## WORK TO BE COMPLETED
The records below must be copied in full; omit the images.

Stored entries
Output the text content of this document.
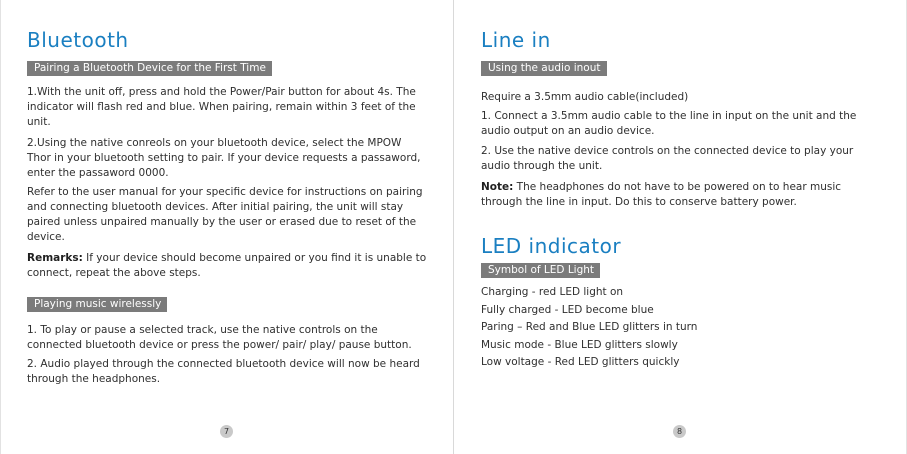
Bluetooth
Pairing a Bluetooth Device for the First Time

1.With the unit off, press and hold the Power/Pair button for about 4s. The indicator will flash red and blue. When pairing, remain within 3 feet of the unit.

2.Using the native conreols on your bluetooth device, select the MPOW Thor in your bluetooth setting to pair. If your device requests a passaword, enter the passaword 0000.

Refer to the user manual for your specific device for instructions on pairing and connecting bluetooth devices. After initial pairing, the unit will stay paired unless unpaired manually by the user or erased due to reset of the device.

Remarks: If your device should become unpaired or you find it is unable to connect, repeat the above steps.

Playing music wirelessly

1. To play or pause a selected track, use the native controls on the connected bluetooth device or press the power/ pair/ play/ pause button.

2. Audio played through the connected bluetooth device will now be heard through the headphones.

7
Line in
Using the audio inout

Require a 3.5mm audio cable(included)

1. Connect a 3.5mm audio cable to the line in input on the unit and the audio output on an audio device.

2. Use the native device controls on the connected device to play your audio through the unit.

Note: The headphones do not have to be powered on to hear music through the line in input. Do this to conserve battery power.

LED indicator
Symbol of LED Light
Charging - red LED light on
Fully charged - LED become blue
Paring – Red and Blue LED glitters in turn
Music mode - Blue LED glitters slowly
Low voltage - Red LED glitters quickly
8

## ANSWER TO THIS PROBLEM
Output the text content of this document.
Bluetooth
Pairing a Bluetooth Device for the First Time

1.With the unit off, press and hold the Power/Pair button for about 4s. The indicator will flash red and blue. When pairing, remain within 3 feet of the unit.

2.Using the native conreols on your bluetooth device, select the MPOW Thor in your bluetooth setting to pair. If your device requests a passaword, enter the passaword 0000.

Refer to the user manual for your specific device for instructions on pairing and connecting bluetooth devices. After initial pairing, the unit will stay paired unless unpaired manually by the user or erased due to reset of the device.

Remarks: If your device should become unpaired or you find it is unable to connect, repeat the above steps.

Playing music wirelessly

1. To play or pause a selected track, use the native controls on the connected bluetooth device or press the power/ pair/ play/ pause button.

2. Audio played through the connected bluetooth device will now be heard through the headphones.

7
Line in
Using the audio inout

Require a 3.5mm audio cable(included)

1. Connect a 3.5mm audio cable to the line in input on the unit and the audio output on an audio device.

2. Use the native device controls on the connected device to play your audio through the unit.

Note: The headphones do not have to be powered on to hear music through the line in input. Do this to conserve battery power.

LED indicator
Symbol of LED Light
Charging - red LED light on
Fully charged - LED become blue
Paring – Red and Blue LED glitters in turn
Music mode - Blue LED glitters slowly
Low voltage - Red LED glitters quickly
8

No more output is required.